- [Entries supplied]:
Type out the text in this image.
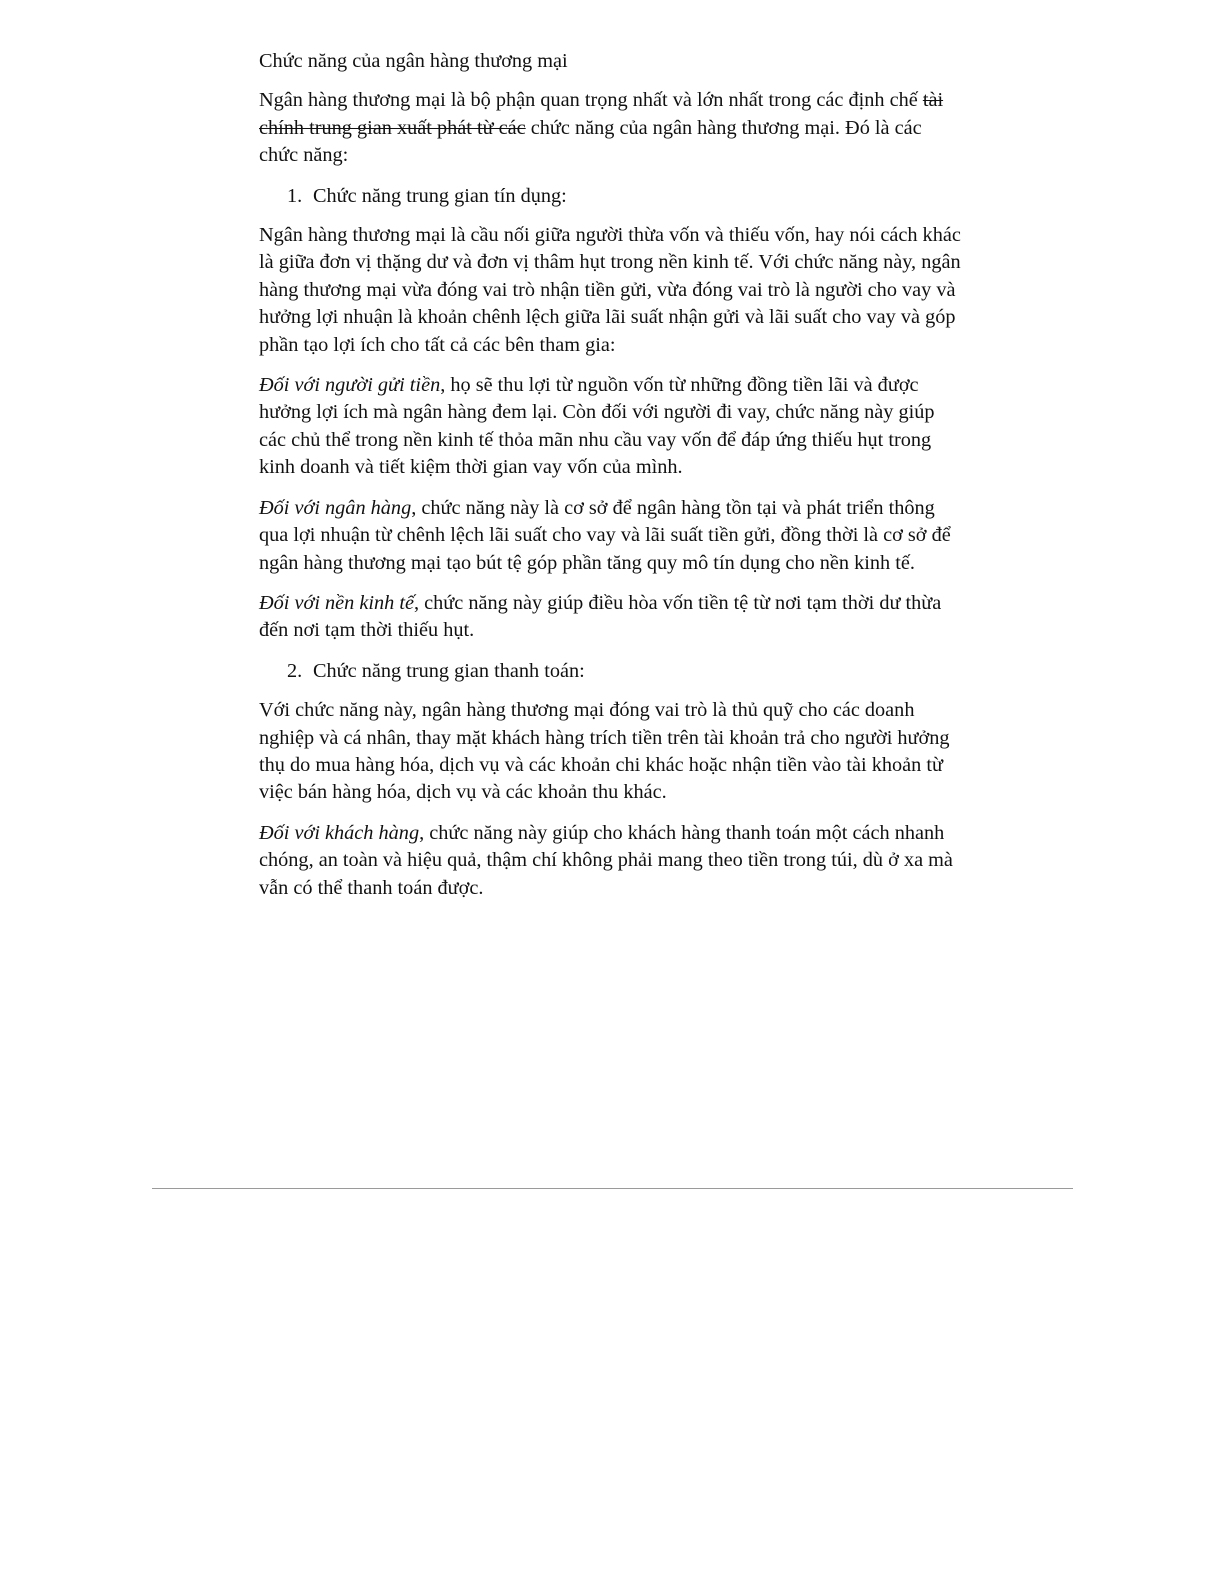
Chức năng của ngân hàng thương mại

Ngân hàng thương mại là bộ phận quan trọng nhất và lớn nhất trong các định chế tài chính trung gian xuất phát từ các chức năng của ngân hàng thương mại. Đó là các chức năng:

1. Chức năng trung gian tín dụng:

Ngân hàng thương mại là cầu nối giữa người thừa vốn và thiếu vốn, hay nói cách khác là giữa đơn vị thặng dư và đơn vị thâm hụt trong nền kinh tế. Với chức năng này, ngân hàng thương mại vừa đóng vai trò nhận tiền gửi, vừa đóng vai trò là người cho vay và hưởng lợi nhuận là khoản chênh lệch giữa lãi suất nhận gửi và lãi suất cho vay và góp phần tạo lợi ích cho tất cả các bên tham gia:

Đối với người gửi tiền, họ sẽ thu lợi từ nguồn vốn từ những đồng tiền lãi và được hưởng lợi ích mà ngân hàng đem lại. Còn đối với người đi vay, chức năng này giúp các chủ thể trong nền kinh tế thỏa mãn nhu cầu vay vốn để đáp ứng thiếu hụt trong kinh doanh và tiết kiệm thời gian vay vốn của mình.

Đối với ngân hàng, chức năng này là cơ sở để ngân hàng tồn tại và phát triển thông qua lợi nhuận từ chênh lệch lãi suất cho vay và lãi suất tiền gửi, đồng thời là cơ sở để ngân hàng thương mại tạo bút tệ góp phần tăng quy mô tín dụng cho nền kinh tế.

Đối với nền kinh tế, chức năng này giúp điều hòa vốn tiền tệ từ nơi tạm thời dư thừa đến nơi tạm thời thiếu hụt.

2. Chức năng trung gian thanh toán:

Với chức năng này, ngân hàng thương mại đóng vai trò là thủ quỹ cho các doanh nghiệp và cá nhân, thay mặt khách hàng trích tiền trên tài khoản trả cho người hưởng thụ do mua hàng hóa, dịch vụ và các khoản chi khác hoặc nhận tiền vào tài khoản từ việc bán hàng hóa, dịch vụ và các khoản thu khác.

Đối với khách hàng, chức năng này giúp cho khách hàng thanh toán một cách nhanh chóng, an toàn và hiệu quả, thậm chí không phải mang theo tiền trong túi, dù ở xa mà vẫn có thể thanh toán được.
==
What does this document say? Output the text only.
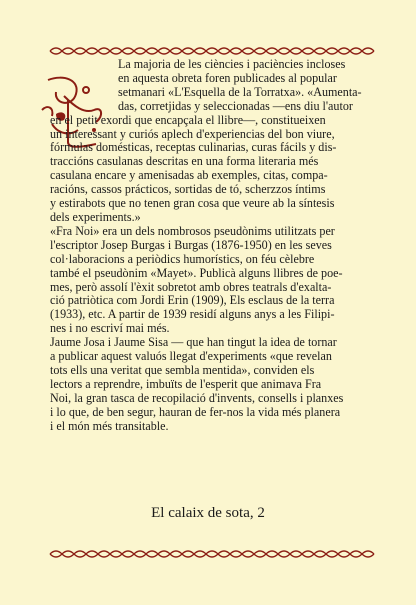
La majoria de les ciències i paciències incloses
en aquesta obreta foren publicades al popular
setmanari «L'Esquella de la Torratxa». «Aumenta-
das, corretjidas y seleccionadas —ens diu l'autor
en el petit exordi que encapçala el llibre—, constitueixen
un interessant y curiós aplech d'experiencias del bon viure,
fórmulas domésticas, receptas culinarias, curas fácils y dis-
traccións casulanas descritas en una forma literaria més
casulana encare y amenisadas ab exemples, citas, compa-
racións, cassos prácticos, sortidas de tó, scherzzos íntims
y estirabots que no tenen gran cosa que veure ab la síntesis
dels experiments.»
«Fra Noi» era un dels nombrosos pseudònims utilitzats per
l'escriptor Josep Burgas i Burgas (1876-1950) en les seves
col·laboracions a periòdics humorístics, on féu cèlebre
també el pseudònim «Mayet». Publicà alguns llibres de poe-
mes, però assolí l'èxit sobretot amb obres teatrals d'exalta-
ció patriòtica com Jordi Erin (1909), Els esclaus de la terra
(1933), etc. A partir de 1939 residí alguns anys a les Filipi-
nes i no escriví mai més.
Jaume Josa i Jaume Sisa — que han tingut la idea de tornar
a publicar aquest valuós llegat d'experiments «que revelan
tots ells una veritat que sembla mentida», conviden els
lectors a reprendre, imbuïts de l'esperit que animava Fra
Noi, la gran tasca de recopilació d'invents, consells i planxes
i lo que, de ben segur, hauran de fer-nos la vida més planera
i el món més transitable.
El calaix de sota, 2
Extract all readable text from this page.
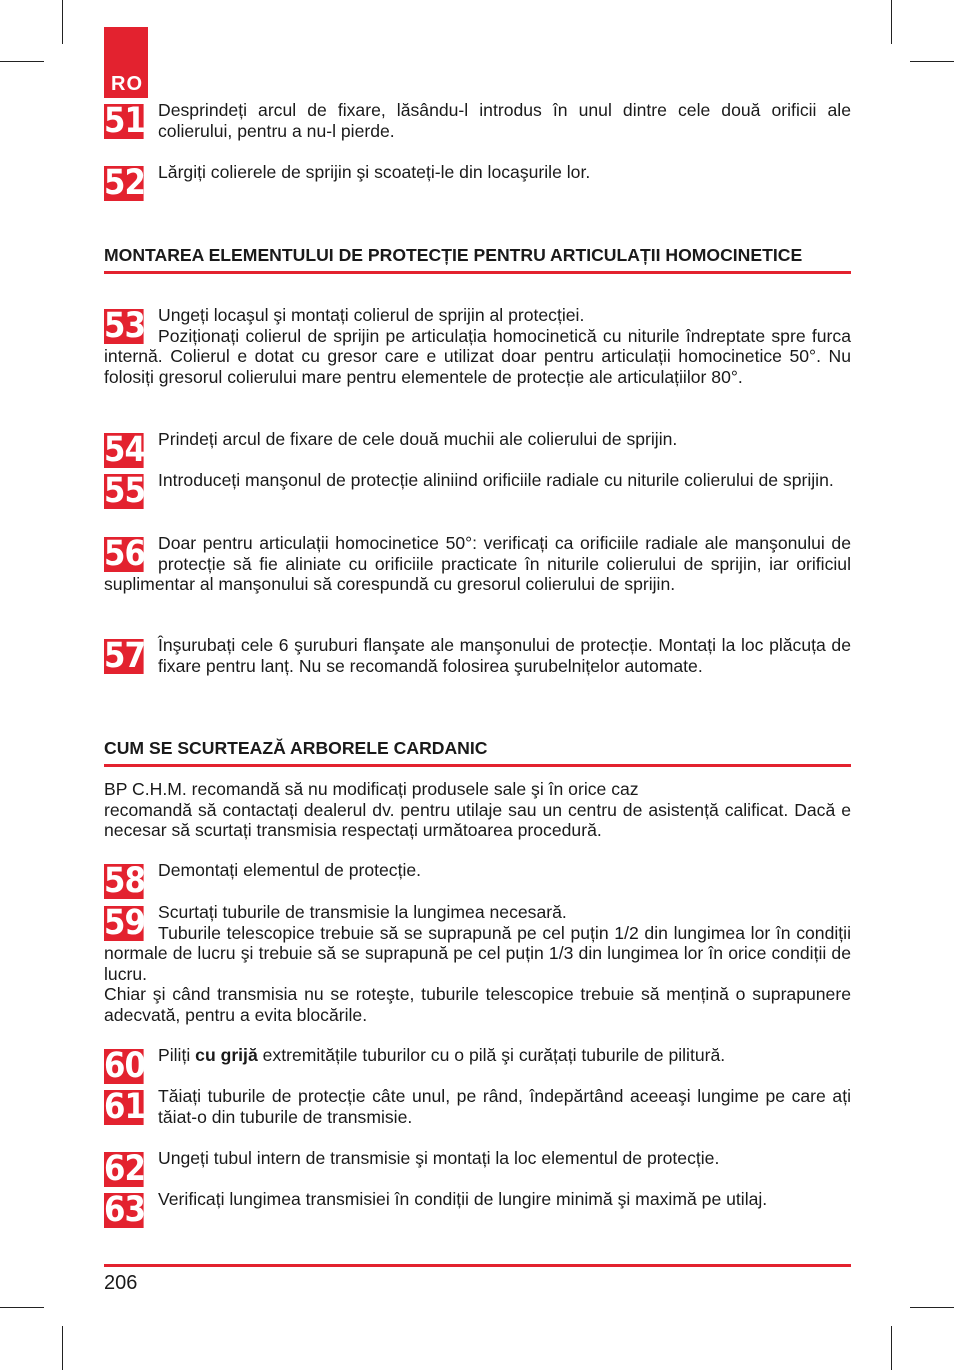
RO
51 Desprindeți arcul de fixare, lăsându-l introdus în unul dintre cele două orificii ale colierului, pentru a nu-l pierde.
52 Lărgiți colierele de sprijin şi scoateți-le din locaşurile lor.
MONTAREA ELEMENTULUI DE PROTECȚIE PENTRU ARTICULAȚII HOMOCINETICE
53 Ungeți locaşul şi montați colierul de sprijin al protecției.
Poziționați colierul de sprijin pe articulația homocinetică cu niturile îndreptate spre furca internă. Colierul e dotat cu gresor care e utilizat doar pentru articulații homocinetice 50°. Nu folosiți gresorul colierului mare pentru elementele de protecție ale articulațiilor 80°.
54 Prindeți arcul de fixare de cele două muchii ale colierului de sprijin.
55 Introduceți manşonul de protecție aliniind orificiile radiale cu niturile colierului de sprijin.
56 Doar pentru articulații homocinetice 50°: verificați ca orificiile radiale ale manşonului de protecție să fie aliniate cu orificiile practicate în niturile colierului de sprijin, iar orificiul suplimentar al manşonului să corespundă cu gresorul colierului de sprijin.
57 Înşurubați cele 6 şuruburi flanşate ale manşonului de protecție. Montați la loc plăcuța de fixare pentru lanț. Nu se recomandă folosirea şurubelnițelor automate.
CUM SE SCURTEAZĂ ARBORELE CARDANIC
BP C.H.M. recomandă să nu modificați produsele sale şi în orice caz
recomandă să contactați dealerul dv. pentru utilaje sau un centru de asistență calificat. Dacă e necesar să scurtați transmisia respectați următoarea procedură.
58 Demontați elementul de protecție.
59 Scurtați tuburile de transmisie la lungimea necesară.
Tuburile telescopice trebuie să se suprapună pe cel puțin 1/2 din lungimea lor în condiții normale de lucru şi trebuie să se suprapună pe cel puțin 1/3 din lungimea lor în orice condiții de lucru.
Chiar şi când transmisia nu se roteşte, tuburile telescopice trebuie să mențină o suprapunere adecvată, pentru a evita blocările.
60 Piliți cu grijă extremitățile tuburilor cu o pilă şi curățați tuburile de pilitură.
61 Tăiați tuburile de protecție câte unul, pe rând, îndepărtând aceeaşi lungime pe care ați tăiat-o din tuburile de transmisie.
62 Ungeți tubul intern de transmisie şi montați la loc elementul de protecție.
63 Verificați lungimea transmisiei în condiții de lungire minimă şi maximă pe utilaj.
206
---
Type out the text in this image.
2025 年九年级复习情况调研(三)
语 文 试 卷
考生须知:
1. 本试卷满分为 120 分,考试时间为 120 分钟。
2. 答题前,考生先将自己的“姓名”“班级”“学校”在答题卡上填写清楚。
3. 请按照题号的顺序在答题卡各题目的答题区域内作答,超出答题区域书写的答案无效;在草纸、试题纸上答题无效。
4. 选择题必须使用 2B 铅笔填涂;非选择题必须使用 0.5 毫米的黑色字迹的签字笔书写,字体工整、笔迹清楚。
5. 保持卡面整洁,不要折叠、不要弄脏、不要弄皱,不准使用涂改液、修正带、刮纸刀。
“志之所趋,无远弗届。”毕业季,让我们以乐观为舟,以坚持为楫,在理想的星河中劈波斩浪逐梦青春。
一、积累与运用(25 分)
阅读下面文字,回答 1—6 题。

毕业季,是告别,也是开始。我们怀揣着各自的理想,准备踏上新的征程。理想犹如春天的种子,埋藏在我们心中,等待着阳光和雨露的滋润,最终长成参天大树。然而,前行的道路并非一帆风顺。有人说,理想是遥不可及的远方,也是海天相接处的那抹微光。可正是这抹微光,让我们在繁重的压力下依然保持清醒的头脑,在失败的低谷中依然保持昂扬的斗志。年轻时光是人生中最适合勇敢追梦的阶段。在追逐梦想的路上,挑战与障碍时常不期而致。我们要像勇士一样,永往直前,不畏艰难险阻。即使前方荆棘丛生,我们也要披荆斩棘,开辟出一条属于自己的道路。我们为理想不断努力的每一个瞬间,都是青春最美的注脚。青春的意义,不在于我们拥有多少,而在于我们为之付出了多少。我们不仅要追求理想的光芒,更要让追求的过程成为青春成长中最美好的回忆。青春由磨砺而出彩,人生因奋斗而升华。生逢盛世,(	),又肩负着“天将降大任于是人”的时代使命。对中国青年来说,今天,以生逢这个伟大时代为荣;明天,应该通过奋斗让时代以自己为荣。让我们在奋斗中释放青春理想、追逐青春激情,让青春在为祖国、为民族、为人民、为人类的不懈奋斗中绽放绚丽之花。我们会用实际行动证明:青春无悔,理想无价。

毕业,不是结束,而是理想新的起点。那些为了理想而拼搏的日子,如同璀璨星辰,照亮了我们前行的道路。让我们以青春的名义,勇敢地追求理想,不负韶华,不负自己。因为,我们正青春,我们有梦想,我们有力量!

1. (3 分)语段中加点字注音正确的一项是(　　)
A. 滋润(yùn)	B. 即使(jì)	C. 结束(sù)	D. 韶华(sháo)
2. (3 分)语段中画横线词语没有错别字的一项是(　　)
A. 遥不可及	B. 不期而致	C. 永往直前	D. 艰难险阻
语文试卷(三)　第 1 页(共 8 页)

- [Set exercise]: The required output is the number of lines containing the word "text", and nothing besides.

- [Exercise output]: 4